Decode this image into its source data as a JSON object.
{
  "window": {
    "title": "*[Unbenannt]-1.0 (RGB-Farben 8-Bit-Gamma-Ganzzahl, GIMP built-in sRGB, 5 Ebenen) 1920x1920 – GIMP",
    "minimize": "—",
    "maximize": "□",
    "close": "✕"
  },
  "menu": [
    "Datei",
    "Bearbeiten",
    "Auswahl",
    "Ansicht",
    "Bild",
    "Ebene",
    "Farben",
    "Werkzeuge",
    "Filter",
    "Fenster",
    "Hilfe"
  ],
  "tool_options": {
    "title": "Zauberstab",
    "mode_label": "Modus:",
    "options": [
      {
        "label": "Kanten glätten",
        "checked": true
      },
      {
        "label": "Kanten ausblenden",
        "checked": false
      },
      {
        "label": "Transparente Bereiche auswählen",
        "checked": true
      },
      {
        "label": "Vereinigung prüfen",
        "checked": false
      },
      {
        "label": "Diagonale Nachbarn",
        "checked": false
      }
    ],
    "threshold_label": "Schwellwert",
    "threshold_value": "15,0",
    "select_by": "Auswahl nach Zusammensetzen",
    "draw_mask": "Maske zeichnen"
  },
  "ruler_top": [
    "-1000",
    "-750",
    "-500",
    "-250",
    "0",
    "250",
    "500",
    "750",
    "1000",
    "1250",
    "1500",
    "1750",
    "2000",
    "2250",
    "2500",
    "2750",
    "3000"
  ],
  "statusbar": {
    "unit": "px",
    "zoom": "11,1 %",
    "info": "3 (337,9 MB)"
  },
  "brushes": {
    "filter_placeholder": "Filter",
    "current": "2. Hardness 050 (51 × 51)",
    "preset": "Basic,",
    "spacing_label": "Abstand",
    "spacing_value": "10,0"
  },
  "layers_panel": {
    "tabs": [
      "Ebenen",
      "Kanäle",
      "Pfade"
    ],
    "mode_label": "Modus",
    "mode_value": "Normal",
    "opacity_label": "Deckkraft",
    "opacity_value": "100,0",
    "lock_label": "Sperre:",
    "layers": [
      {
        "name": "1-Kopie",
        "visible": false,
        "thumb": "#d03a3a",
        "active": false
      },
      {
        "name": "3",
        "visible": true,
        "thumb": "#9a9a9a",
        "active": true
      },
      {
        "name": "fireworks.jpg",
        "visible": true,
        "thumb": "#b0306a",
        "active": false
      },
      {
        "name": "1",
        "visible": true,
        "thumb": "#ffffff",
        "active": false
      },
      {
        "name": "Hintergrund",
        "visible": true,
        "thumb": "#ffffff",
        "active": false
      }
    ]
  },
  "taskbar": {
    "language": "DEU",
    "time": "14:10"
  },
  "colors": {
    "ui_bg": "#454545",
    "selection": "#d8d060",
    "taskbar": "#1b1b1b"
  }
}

-------------------------

§ Directive: Transcribe every entry word for word.

§ Written solution:
Decode this image into its source data as a JSON object.
{
  "window": {
    "title": "*[Unbenannt]-1.0 (RGB-Farben 8-Bit-Gamma-Ganzzahl, GIMP built-in sRGB, 5 Ebenen) 1920x1920 – GIMP",
    "minimize": "—",
    "maximize": "□",
    "close": "✕"
  },
  "menu": [
    "Datei",
    "Bearbeiten",
    "Auswahl",
    "Ansicht",
    "Bild",
    "Ebene",
    "Farben",
    "Werkzeuge",
    "Filter",
    "Fenster",
    "Hilfe"
  ],
  "tool_options": {
    "title": "Zauberstab",
    "mode_label": "Modus:",
    "options": [
      {
        "label": "Kanten glätten",
        "checked": true
      },
      {
        "label": "Kanten ausblenden",
        "checked": false
      },
      {
        "label": "Transparente Bereiche auswählen",
        "checked": true
      },
      {
        "label": "Vereinigung prüfen",
        "checked": false
      },
      {
        "label": "Diagonale Nachbarn",
        "checked": false
      }
    ],
    "threshold_label": "Schwellwert",
    "threshold_value": "15,0",
    "select_by": "Auswahl nach Zusammensetzen",
    "draw_mask": "Maske zeichnen"
  },
  "ruler_top": [
    "-1000",
    "-750",
    "-500",
    "-250",
    "0",
    "250",
    "500",
    "750",
    "1000",
    "1250",
    "1500",
    "1750",
    "2000",
    "2250",
    "2500",
    "2750",
    "3000"
  ],
  "statusbar": {
    "unit": "px",
    "zoom": "11,1 %",
    "info": "3 (337,9 MB)"
  },
  "brushes": {
    "filter_placeholder": "Filter",
    "current": "2. Hardness 050 (51 × 51)",
    "preset": "Basic,",
    "spacing_label": "Abstand",
    "spacing_value": "10,0"
  },
  "layers_panel": {
    "tabs": [
      "Ebenen",
      "Kanäle",
      "Pfade"
    ],
    "mode_label": "Modus",
    "mode_value": "Normal",
    "opacity_label": "Deckkraft",
    "opacity_value": "100,0",
    "lock_label": "Sperre:",
    "layers": [
      {
        "name": "1-Kopie",
        "visible": false,
        "thumb": "#d03a3a",
        "active": false
      },
      {
        "name": "3",
        "visible": true,
        "thumb": "#9a9a9a",
        "active": true
      },
      {
        "name": "fireworks.jpg",
        "visible": true,
        "thumb": "#b0306a",
        "active": false
      },
      {
        "name": "1",
        "visible": true,
        "thumb": "#ffffff",
        "active": false
      },
      {
        "name": "Hintergrund",
        "visible": true,
        "thumb": "#ffffff",
        "active": false
      }
    ]
  },
  "taskbar": {
    "language": "DEU",
    "time": "14:10"
  },
  "colors": {
    "ui_bg": "#454545",
    "selection": "#d8d060",
    "taskbar": "#1b1b1b"
  }
}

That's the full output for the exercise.